::: Supplied entries :::

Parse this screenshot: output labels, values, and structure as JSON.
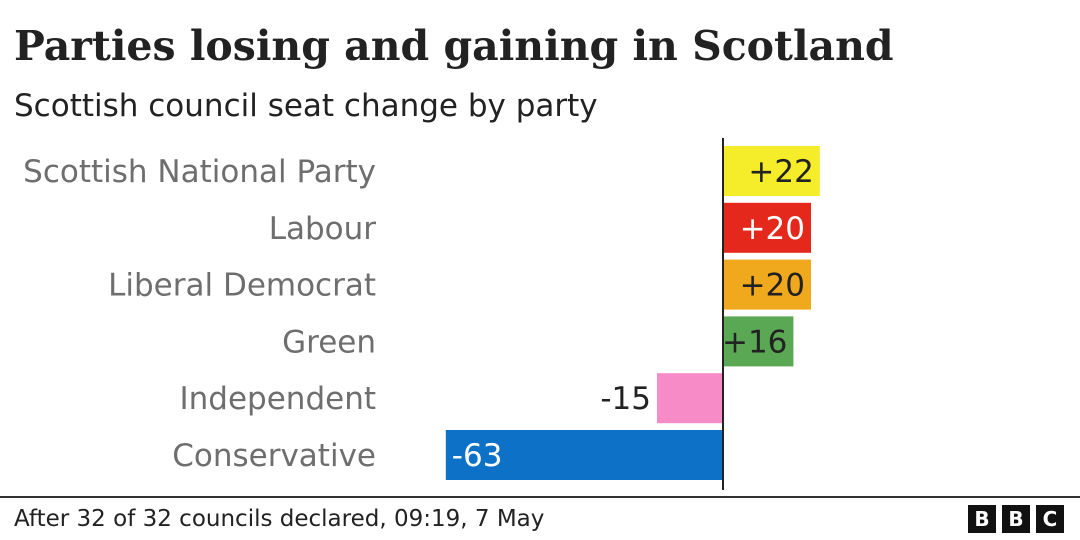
{
  "header": {
    "title": "Parties losing and gaining in Scotland",
    "subtitle": "Scottish council seat change by party"
  },
  "footer": {
    "source": "After 32 of 32 councils declared, 09:19, 7 May",
    "logo_letters": [
      "B",
      "B",
      "C"
    ]
  },
  "chart_data": {
    "type": "bar",
    "orientation": "horizontal",
    "title": "Parties losing and gaining in Scotland",
    "subtitle": "Scottish council seat change by party",
    "categories": [
      "Scottish National Party",
      "Labour",
      "Liberal Democrat",
      "Green",
      "Independent",
      "Conservative"
    ],
    "values": [
      22,
      20,
      20,
      16,
      -15,
      -63
    ],
    "labels": [
      "+22",
      "+20",
      "+20",
      "+16",
      "-15",
      "-63"
    ],
    "colors": [
      "#f5ec2a",
      "#e4291c",
      "#f0a91d",
      "#5aa854",
      "#f78bc8",
      "#0c71c7"
    ],
    "label_colors": [
      "#222222",
      "#ffffff",
      "#222222",
      "#222222",
      "#222222",
      "#ffffff"
    ],
    "label_inside": [
      true,
      true,
      true,
      true,
      false,
      true
    ],
    "xlim": [
      -63,
      22
    ],
    "axis_color": "#222222",
    "category_label_color": "#6e6e6e",
    "grid": false,
    "legend": "none"
  }
}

:::

§ Required task:
Output each line exactly; omit every picture.

§ Task solution:
Parse this screenshot: output labels, values, and structure as JSON.
{
  "header": {
    "title": "Parties losing and gaining in Scotland",
    "subtitle": "Scottish council seat change by party"
  },
  "footer": {
    "source": "After 32 of 32 councils declared, 09:19, 7 May",
    "logo_letters": [
      "B",
      "B",
      "C"
    ]
  },
  "chart_data": {
    "type": "bar",
    "orientation": "horizontal",
    "title": "Parties losing and gaining in Scotland",
    "subtitle": "Scottish council seat change by party",
    "categories": [
      "Scottish National Party",
      "Labour",
      "Liberal Democrat",
      "Green",
      "Independent",
      "Conservative"
    ],
    "values": [
      22,
      20,
      20,
      16,
      -15,
      -63
    ],
    "labels": [
      "+22",
      "+20",
      "+20",
      "+16",
      "-15",
      "-63"
    ],
    "colors": [
      "#f5ec2a",
      "#e4291c",
      "#f0a91d",
      "#5aa854",
      "#f78bc8",
      "#0c71c7"
    ],
    "label_colors": [
      "#222222",
      "#ffffff",
      "#222222",
      "#222222",
      "#222222",
      "#ffffff"
    ],
    "label_inside": [
      true,
      true,
      true,
      true,
      false,
      true
    ],
    "xlim": [
      -63,
      22
    ],
    "axis_color": "#222222",
    "category_label_color": "#6e6e6e",
    "grid": false,
    "legend": "none"
  }
}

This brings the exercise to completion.